What is asked = Will you transcribe all the entries word for word, skipping the pictures they hold?

Recorded data

--- BEGIN ---

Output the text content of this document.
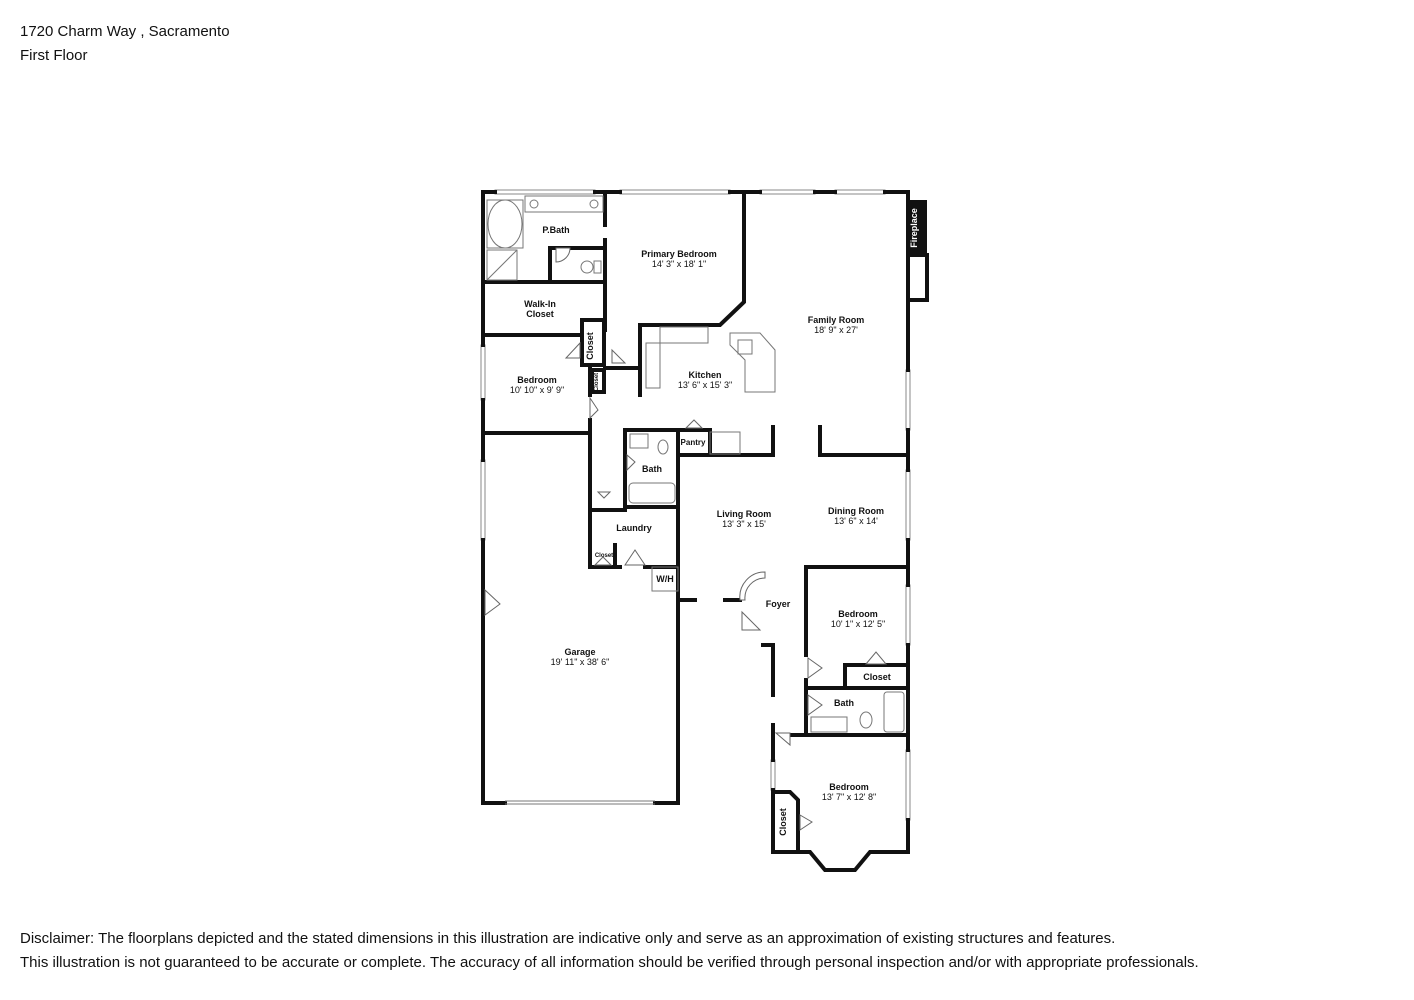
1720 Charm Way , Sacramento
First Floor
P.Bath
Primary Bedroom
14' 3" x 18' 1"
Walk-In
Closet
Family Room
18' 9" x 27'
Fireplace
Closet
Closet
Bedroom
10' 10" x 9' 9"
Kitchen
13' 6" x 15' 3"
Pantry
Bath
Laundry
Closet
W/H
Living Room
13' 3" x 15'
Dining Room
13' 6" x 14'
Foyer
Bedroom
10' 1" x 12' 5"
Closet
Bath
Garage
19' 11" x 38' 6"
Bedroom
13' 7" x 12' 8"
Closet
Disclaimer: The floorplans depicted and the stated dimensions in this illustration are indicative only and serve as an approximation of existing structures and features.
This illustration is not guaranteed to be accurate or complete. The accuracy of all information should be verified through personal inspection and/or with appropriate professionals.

--- END ---

Output below =
Output the text content of this document.
1720 Charm Way , Sacramento
First Floor
P.Bath
Primary Bedroom
14' 3" x 18' 1"
Walk-In
Closet
Family Room
18' 9" x 27'
Fireplace
Closet
Closet
Bedroom
10' 10" x 9' 9"
Kitchen
13' 6" x 15' 3"
Pantry
Bath
Laundry
Closet
W/H
Living Room
13' 3" x 15'
Dining Room
13' 6" x 14'
Foyer
Bedroom
10' 1" x 12' 5"
Closet
Bath
Garage
19' 11" x 38' 6"
Bedroom
13' 7" x 12' 8"
Closet
Disclaimer: The floorplans depicted and the stated dimensions in this illustration are indicative only and serve as an approximation of existing structures and features.
This illustration is not guaranteed to be accurate or complete. The accuracy of all information should be verified through personal inspection and/or with appropriate professionals.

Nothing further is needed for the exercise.